● **Stated goal**:
Write out the listing below line for line, with every character left unchanged.

● **Information shown**:
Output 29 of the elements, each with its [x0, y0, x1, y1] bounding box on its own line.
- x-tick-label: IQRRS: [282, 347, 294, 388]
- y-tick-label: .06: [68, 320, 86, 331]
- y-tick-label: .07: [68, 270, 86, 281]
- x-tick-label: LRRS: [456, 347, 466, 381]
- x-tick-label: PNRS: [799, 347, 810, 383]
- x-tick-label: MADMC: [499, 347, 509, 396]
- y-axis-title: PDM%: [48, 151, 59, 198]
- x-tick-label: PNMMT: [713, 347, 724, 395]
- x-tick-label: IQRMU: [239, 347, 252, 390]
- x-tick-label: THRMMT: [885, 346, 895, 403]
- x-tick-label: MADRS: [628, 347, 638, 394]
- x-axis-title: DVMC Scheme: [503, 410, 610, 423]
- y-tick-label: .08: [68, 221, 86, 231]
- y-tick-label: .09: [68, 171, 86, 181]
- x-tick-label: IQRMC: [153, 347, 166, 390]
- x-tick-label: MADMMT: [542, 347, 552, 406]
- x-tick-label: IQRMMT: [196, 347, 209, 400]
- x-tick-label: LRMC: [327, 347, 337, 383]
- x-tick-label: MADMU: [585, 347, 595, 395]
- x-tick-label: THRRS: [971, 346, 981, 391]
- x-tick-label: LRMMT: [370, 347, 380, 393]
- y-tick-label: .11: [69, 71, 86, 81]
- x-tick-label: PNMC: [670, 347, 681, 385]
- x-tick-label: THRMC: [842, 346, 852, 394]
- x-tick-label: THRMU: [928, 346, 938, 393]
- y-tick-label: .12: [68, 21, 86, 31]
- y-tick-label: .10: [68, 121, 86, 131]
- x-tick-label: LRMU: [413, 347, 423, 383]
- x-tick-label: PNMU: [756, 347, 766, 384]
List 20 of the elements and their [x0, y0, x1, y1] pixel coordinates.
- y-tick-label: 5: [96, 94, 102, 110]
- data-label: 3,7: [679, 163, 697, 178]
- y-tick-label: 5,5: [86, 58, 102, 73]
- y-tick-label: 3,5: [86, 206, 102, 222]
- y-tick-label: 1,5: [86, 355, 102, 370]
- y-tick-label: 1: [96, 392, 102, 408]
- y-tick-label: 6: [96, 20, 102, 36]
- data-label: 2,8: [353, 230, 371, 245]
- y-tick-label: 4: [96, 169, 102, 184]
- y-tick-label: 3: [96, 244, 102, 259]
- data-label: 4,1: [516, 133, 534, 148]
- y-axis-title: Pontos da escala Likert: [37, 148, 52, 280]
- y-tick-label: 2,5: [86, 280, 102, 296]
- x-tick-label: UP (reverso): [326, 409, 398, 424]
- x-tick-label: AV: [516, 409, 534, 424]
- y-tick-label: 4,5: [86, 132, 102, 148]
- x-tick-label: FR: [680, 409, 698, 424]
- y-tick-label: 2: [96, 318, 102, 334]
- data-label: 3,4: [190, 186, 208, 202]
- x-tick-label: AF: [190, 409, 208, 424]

● **Solution to the exercise**:
Output 29 of the elements, each with its [x0, y0, x1, y1] bounding box on its own line.
- x-tick-label: IQRRS: [282, 347, 294, 388]
- y-tick-label: .06: [68, 320, 86, 331]
- y-tick-label: .07: [68, 270, 86, 281]
- x-tick-label: LRRS: [456, 347, 466, 381]
- x-tick-label: PNRS: [799, 347, 810, 383]
- x-tick-label: MADMC: [499, 347, 509, 396]
- y-axis-title: PDM%: [48, 151, 59, 198]
- x-tick-label: PNMMT: [713, 347, 724, 395]
- x-tick-label: IQRMU: [239, 347, 252, 390]
- x-tick-label: THRMMT: [885, 346, 895, 403]
- x-tick-label: MADRS: [628, 347, 638, 394]
- x-axis-title: DVMC Scheme: [503, 410, 610, 423]
- y-tick-label: .08: [68, 221, 86, 231]
- y-tick-label: .09: [68, 171, 86, 181]
- x-tick-label: IQRMC: [153, 347, 166, 390]
- x-tick-label: MADMMT: [542, 347, 552, 406]
- x-tick-label: IQRMMT: [196, 347, 209, 400]
- x-tick-label: LRMC: [327, 347, 337, 383]
- x-tick-label: MADMU: [585, 347, 595, 395]
- x-tick-label: THRRS: [971, 346, 981, 391]
- x-tick-label: LRMMT: [370, 347, 380, 393]
- y-tick-label: .11: [69, 71, 86, 81]
- x-tick-label: PNMC: [670, 347, 681, 385]
- x-tick-label: THRMC: [842, 346, 852, 394]
- x-tick-label: THRMU: [928, 346, 938, 393]
- y-tick-label: .12: [68, 21, 86, 31]
- y-tick-label: .10: [68, 121, 86, 131]
- x-tick-label: LRMU: [413, 347, 423, 383]
- x-tick-label: PNMU: [756, 347, 766, 384]
List 20 of the elements and their [x0, y0, x1, y1] pixel coordinates.
- y-tick-label: 5: [96, 94, 102, 110]
- data-label: 3,7: [679, 163, 697, 178]
- y-tick-label: 5,5: [86, 58, 102, 73]
- y-tick-label: 3,5: [86, 206, 102, 222]
- y-tick-label: 1,5: [86, 355, 102, 370]
- y-tick-label: 1: [96, 392, 102, 408]
- y-tick-label: 6: [96, 20, 102, 36]
- data-label: 2,8: [353, 230, 371, 245]
- y-tick-label: 4: [96, 169, 102, 184]
- y-tick-label: 3: [96, 244, 102, 259]
- data-label: 4,1: [516, 133, 534, 148]
- y-axis-title: Pontos da escala Likert: [37, 148, 52, 280]
- y-tick-label: 2,5: [86, 280, 102, 296]
- x-tick-label: UP (reverso): [326, 409, 398, 424]
- x-tick-label: AV: [516, 409, 534, 424]
- y-tick-label: 4,5: [86, 132, 102, 148]
- x-tick-label: FR: [680, 409, 698, 424]
- y-tick-label: 2: [96, 318, 102, 334]
- data-label: 3,4: [190, 186, 208, 202]
- x-tick-label: AF: [190, 409, 208, 424]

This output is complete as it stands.